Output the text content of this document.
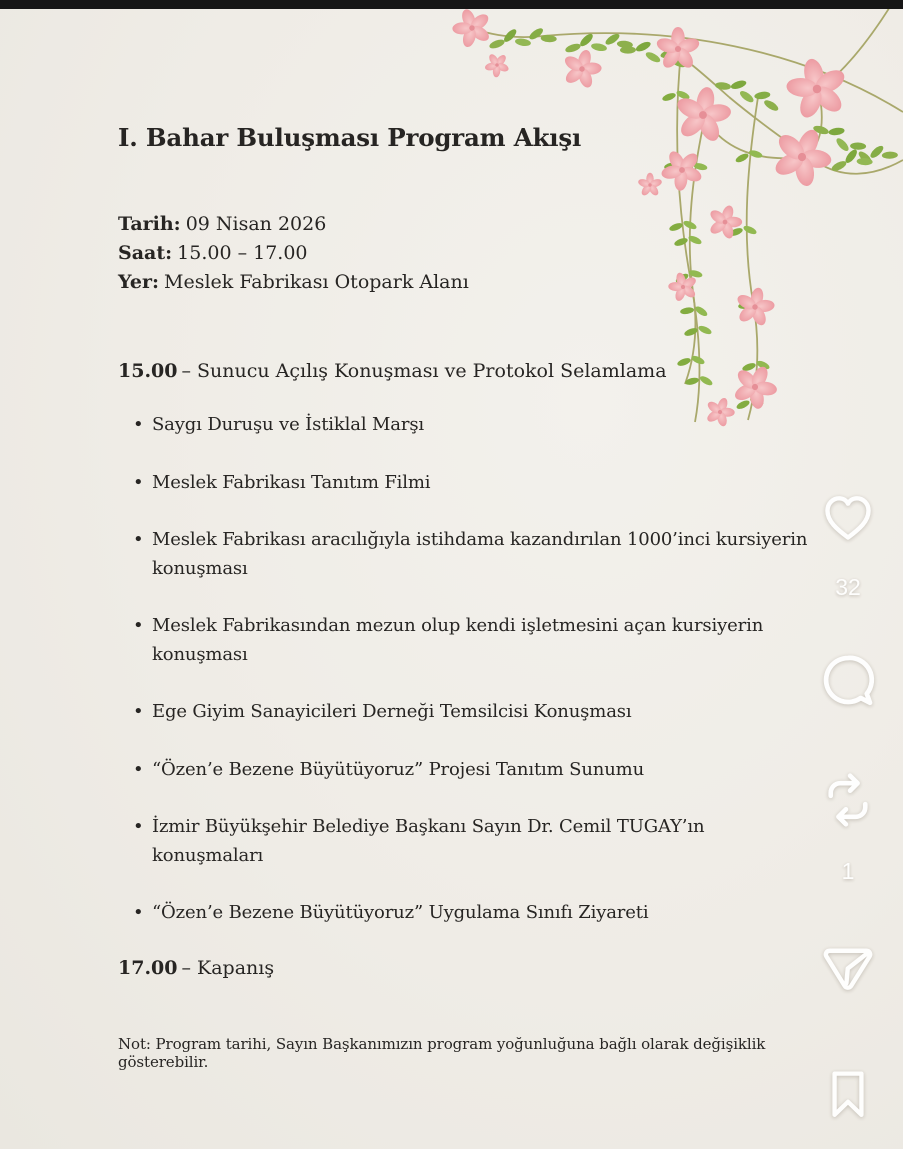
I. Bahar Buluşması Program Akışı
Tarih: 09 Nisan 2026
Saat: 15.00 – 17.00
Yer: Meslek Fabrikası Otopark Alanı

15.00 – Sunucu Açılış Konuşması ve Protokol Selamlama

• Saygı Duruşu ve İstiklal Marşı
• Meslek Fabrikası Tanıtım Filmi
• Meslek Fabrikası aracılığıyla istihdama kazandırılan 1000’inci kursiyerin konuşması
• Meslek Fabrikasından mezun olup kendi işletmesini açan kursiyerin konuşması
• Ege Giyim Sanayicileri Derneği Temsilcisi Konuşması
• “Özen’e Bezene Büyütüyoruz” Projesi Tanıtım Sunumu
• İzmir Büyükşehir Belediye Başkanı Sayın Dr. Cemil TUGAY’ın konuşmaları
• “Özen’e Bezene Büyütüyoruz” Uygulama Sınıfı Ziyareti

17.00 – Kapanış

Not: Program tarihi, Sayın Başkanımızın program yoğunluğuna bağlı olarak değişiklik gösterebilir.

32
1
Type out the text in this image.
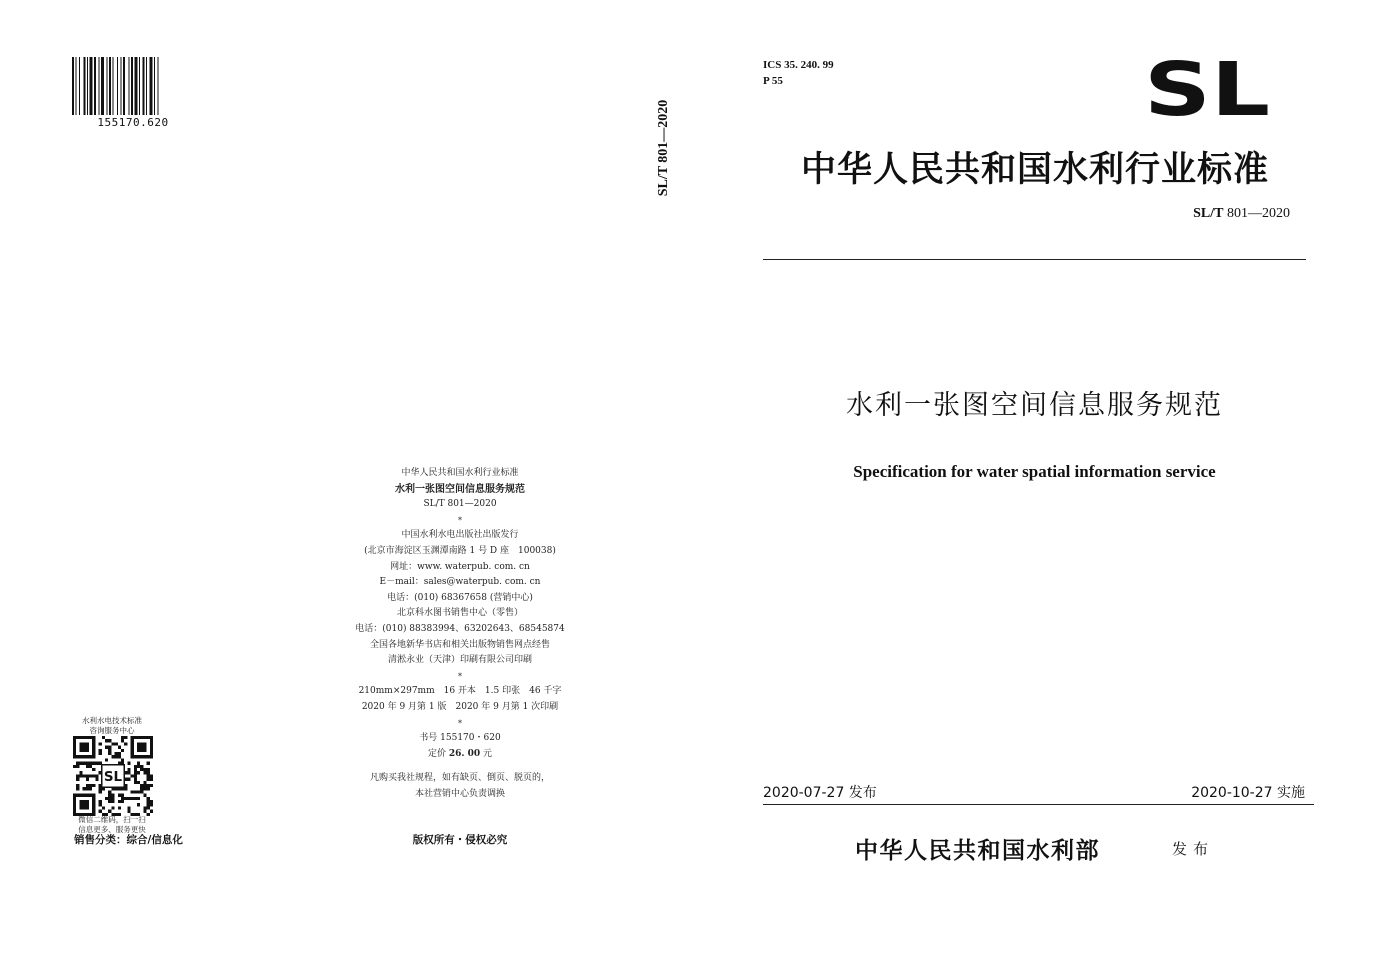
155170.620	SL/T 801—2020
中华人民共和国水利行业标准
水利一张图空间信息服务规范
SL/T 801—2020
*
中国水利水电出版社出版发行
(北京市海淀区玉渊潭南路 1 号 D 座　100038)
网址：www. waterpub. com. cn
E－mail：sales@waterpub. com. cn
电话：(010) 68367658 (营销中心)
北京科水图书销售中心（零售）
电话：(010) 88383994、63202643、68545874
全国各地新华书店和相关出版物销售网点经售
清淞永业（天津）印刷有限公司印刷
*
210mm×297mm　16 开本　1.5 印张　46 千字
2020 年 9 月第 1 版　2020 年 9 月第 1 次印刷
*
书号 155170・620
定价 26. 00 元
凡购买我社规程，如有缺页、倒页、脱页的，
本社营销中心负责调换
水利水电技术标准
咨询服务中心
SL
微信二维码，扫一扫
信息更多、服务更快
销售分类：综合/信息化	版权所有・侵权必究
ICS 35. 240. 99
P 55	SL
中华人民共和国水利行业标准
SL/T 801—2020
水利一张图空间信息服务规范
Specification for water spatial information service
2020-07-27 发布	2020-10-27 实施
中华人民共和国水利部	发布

=======

• _EXERCISE DIRECTIONS_:
Copy the listing in full and without alteration, omitting every picture.

• _TASK OUTPUT_:
Output the text content of this document.
I. Bahar Buluşması Program Akışı
Tarih: 09 Nisan 2026
Saat: 15.00 – 17.00
Yer: Meslek Fabrikası Otopark Alanı

15.00 – Sunucu Açılış Konuşması ve Protokol Selamlama

• Saygı Duruşu ve İstiklal Marşı
• Meslek Fabrikası Tanıtım Filmi
• Meslek Fabrikası aracılığıyla istihdama kazandırılan 1000’inci kursiyerin konuşması
• Meslek Fabrikasından mezun olup kendi işletmesini açan kursiyerin konuşması
• Ege Giyim Sanayicileri Derneği Temsilcisi Konuşması
• “Özen’e Bezene Büyütüyoruz” Projesi Tanıtım Sunumu
• İzmir Büyükşehir Belediye Başkanı Sayın Dr. Cemil TUGAY’ın konuşmaları
• “Özen’e Bezene Büyütüyoruz” Uygulama Sınıfı Ziyareti

17.00 – Kapanış

Not: Program tarihi, Sayın Başkanımızın program yoğunluğuna bağlı olarak değişiklik gösterebilir.

32
1
Type out the text in this image.
155170.620	SL/T 801—2020
中华人民共和国水利行业标准
水利一张图空间信息服务规范
SL/T 801—2020
*
中国水利水电出版社出版发行
(北京市海淀区玉渊潭南路 1 号 D 座　100038)
网址：www. waterpub. com. cn
E－mail：sales@waterpub. com. cn
电话：(010) 68367658 (营销中心)
北京科水图书销售中心（零售）
电话：(010) 88383994、63202643、68545874
全国各地新华书店和相关出版物销售网点经售
清淞永业（天津）印刷有限公司印刷
*
210mm×297mm　16 开本　1.5 印张　46 千字
2020 年 9 月第 1 版　2020 年 9 月第 1 次印刷
*
书号 155170・620
定价 26. 00 元
凡购买我社规程，如有缺页、倒页、脱页的，
本社营销中心负责调换
水利水电技术标准
咨询服务中心
SL
微信二维码，扫一扫
信息更多、服务更快
销售分类：综合/信息化	版权所有・侵权必究
ICS 35. 240. 99
P 55	SL
中华人民共和国水利行业标准
SL/T 801—2020
水利一张图空间信息服务规范
Specification for water spatial information service
2020-07-27 发布	2020-10-27 实施
中华人民共和国水利部	发布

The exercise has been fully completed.